[Data extracted from a collection]

——

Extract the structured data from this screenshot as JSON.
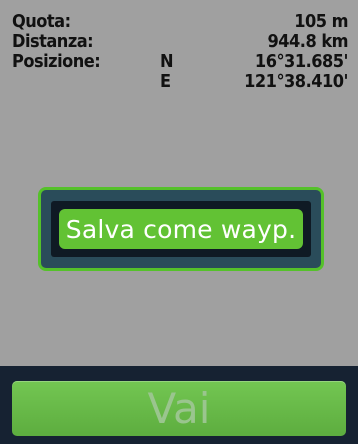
{
  "info": {
    "rows": [
      {
        "label": "Quota:",
        "direction": "",
        "value": "105 m"
      },
      {
        "label": "Distanza:",
        "direction": "",
        "value": "944.8 km"
      },
      {
        "label": "Posizione:",
        "direction": "N",
        "value": "16°31.685'"
      },
      {
        "label": "",
        "direction": "E",
        "value": "121°38.410'"
      }
    ]
  },
  "dialog": {
    "save_label": "Salva come wayp."
  },
  "bottom": {
    "go_label": "Vai"
  },
  "colors": {
    "background": "#a0a0a0",
    "dialog_border": "#55c12a",
    "dialog_bg": "#2a4c5a",
    "accent_green": "#62c234",
    "bottom_bar": "#162232"
  }
}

——

Copy out the entries verbatim and leave the images out.

Extract the structured data from this screenshot as JSON.
{
  "info": {
    "rows": [
      {
        "label": "Quota:",
        "direction": "",
        "value": "105 m"
      },
      {
        "label": "Distanza:",
        "direction": "",
        "value": "944.8 km"
      },
      {
        "label": "Posizione:",
        "direction": "N",
        "value": "16°31.685'"
      },
      {
        "label": "",
        "direction": "E",
        "value": "121°38.410'"
      }
    ]
  },
  "dialog": {
    "save_label": "Salva come wayp."
  },
  "bottom": {
    "go_label": "Vai"
  },
  "colors": {
    "background": "#a0a0a0",
    "dialog_border": "#55c12a",
    "dialog_bg": "#2a4c5a",
    "accent_green": "#62c234",
    "bottom_bar": "#162232"
  }
}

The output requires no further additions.